### Request
Take every line where the string "τέχνης" appears and copy it.

### Source material
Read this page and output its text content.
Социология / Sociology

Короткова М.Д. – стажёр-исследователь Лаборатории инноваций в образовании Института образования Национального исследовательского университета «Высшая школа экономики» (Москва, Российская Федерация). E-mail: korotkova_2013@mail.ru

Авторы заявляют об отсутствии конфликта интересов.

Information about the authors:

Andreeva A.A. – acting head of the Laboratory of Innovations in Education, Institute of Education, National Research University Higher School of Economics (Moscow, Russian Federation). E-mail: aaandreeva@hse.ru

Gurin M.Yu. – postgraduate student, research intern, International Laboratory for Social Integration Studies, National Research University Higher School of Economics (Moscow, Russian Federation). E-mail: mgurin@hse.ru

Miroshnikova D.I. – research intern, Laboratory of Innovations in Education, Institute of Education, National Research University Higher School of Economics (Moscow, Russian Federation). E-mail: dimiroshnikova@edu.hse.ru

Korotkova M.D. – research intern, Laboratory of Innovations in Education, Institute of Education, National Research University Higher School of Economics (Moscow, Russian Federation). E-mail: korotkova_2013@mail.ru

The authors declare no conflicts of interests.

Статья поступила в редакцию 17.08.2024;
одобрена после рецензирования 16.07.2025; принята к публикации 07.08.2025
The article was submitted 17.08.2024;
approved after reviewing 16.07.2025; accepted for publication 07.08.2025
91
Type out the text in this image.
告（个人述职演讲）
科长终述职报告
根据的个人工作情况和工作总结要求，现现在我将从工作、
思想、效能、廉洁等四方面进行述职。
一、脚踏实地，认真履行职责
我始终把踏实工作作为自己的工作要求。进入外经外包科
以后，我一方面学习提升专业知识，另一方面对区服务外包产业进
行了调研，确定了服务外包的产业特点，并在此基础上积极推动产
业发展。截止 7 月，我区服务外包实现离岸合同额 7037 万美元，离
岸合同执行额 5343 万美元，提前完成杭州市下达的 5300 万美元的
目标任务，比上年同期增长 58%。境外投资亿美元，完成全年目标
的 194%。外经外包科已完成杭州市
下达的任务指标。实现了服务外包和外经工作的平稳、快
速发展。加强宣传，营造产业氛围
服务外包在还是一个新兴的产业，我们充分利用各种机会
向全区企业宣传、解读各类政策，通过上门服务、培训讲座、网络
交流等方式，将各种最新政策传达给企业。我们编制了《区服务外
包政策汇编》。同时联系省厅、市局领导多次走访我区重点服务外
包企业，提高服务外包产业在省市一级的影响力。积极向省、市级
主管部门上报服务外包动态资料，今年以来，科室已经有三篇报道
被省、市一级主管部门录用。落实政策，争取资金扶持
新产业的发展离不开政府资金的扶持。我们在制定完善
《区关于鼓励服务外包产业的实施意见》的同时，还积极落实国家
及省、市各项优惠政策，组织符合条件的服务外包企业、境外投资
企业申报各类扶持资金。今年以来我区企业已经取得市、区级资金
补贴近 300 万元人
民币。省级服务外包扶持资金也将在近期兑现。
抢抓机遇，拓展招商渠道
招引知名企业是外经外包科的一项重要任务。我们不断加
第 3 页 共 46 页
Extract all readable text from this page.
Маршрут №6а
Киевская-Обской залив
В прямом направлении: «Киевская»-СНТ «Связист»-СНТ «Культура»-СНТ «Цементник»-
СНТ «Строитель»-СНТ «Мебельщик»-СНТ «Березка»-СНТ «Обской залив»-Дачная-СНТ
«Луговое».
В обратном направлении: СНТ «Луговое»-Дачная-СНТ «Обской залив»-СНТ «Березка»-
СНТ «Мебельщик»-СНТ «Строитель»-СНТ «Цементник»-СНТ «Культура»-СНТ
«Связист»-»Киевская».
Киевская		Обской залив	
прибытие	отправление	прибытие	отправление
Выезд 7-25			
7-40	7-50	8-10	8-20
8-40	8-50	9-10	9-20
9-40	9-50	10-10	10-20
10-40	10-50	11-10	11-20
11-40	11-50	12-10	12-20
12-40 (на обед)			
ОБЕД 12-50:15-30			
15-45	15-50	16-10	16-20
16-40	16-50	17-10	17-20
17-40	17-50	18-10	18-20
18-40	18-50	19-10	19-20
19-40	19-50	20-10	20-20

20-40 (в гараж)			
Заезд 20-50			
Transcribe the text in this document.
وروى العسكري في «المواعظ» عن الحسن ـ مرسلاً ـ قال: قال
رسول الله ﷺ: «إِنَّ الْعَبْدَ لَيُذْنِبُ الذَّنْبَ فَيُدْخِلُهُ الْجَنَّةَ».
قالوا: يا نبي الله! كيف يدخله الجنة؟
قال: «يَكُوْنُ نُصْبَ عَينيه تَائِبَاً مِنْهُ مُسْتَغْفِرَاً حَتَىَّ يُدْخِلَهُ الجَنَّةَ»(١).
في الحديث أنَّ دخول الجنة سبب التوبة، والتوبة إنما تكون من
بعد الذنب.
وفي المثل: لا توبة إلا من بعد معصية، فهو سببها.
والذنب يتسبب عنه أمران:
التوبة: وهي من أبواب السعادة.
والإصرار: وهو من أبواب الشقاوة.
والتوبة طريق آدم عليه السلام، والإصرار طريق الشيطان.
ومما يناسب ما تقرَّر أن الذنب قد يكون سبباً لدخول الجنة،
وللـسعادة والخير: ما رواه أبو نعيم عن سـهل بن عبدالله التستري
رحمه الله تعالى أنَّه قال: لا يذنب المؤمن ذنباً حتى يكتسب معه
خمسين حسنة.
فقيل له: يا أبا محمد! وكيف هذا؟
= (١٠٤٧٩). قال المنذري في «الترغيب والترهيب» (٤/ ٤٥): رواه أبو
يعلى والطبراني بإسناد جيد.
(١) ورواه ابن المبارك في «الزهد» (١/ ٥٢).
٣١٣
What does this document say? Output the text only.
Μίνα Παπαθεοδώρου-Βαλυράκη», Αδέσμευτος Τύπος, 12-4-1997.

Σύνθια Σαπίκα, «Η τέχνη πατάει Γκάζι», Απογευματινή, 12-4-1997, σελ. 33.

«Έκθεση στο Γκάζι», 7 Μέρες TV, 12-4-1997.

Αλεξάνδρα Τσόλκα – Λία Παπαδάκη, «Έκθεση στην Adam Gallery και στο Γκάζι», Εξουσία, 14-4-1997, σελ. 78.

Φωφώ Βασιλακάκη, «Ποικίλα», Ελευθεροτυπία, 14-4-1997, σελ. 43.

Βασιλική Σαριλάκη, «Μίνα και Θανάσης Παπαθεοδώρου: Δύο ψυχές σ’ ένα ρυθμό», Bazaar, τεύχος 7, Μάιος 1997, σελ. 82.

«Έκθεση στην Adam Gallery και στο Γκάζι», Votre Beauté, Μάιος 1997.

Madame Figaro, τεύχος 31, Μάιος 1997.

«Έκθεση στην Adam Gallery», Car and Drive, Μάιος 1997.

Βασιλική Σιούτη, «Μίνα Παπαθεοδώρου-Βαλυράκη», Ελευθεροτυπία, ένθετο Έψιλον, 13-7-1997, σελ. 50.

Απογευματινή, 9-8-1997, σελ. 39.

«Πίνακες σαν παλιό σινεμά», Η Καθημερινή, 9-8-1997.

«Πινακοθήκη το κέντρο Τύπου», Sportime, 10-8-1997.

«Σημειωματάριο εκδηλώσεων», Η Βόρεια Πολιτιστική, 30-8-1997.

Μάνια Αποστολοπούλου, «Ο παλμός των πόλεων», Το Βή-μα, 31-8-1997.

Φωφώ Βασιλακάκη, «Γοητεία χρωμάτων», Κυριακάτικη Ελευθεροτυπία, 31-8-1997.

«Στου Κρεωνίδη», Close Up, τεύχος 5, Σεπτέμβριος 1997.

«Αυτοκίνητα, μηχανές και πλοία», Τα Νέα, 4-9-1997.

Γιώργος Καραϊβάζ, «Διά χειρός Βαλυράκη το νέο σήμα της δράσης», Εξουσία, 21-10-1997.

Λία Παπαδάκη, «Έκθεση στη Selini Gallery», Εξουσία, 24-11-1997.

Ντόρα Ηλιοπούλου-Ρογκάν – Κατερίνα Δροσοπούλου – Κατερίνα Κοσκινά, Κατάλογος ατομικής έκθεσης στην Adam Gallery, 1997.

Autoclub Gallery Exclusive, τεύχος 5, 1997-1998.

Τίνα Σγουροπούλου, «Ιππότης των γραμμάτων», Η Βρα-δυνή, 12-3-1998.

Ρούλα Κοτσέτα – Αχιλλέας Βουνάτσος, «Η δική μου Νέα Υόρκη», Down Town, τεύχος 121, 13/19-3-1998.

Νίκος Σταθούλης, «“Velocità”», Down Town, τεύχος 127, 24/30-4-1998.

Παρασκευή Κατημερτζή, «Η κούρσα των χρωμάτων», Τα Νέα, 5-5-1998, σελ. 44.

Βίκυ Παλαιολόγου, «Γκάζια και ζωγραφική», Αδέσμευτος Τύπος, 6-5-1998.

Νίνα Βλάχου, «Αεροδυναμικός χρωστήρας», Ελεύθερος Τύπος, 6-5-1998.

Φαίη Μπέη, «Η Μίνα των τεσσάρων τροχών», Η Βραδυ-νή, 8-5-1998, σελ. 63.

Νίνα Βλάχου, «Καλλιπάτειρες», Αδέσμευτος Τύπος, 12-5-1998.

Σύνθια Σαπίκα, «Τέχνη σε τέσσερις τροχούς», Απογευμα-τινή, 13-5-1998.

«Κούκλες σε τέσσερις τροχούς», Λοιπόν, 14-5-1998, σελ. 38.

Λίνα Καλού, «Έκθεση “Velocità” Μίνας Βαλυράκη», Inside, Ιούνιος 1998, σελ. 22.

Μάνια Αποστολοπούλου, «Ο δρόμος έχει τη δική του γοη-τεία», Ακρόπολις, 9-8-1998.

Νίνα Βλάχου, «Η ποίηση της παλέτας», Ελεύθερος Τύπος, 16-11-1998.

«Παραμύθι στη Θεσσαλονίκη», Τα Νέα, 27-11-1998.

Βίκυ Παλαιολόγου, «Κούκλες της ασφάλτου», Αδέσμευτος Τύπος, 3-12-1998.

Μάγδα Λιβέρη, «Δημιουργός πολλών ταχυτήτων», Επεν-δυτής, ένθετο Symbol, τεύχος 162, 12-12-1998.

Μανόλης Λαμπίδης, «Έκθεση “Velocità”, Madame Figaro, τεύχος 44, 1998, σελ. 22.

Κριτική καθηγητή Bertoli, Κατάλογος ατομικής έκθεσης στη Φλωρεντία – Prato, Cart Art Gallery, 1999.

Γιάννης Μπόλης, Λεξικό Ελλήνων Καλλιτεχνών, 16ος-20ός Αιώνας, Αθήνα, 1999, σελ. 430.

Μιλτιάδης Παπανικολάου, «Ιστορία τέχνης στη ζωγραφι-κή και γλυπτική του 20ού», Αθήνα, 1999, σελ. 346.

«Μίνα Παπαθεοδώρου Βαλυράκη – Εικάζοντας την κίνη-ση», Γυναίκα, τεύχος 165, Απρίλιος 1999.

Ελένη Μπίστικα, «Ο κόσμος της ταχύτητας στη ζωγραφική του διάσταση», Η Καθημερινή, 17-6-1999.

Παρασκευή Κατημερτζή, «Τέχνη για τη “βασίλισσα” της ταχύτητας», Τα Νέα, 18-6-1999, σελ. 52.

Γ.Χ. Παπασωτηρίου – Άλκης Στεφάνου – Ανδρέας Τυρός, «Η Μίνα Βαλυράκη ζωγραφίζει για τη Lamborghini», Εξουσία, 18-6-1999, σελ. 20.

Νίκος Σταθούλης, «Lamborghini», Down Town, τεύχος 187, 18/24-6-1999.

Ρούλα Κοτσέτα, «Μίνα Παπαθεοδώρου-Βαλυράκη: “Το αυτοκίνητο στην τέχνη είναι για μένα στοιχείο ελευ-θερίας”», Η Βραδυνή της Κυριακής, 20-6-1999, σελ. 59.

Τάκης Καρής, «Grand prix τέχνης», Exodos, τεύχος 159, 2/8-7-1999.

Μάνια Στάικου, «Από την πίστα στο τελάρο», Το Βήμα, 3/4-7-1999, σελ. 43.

### The response
Μιλτιάδης Παπανικολάου, «Ιστορία τέχνης στη ζωγραφι-κή και γλυπτική του 20ού», Αθήνα, 1999, σελ. 346.
Τάκης Καρής, «Grand prix τέχνης», Exodos, τεύχος 159, 2/8-7-1999.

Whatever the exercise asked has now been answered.